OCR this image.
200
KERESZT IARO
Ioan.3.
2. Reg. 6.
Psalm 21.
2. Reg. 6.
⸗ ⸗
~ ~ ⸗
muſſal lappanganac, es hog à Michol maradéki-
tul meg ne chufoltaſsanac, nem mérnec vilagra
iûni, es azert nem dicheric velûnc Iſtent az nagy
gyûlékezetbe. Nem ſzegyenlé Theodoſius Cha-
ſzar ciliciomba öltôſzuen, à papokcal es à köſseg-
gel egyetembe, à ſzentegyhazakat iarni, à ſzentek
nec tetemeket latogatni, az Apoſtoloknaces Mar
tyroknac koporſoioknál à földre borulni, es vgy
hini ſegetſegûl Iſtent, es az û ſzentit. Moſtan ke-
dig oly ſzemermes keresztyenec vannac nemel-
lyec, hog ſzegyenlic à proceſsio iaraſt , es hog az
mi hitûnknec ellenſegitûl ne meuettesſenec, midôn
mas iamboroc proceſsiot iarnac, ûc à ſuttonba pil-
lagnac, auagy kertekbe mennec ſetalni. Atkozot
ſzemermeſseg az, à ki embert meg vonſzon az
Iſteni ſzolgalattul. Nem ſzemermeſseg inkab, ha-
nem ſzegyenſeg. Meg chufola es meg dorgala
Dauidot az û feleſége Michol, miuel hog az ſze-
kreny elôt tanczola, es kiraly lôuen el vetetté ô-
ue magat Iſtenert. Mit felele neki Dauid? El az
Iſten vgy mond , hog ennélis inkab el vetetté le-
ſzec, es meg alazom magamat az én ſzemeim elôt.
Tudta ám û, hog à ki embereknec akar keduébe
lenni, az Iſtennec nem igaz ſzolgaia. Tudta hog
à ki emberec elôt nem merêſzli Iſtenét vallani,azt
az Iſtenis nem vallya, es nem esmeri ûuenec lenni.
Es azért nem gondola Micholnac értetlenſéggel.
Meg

==============================

Of the lines in the records, how many contain the word "Tudta"? Answer with the number and nothing else.

2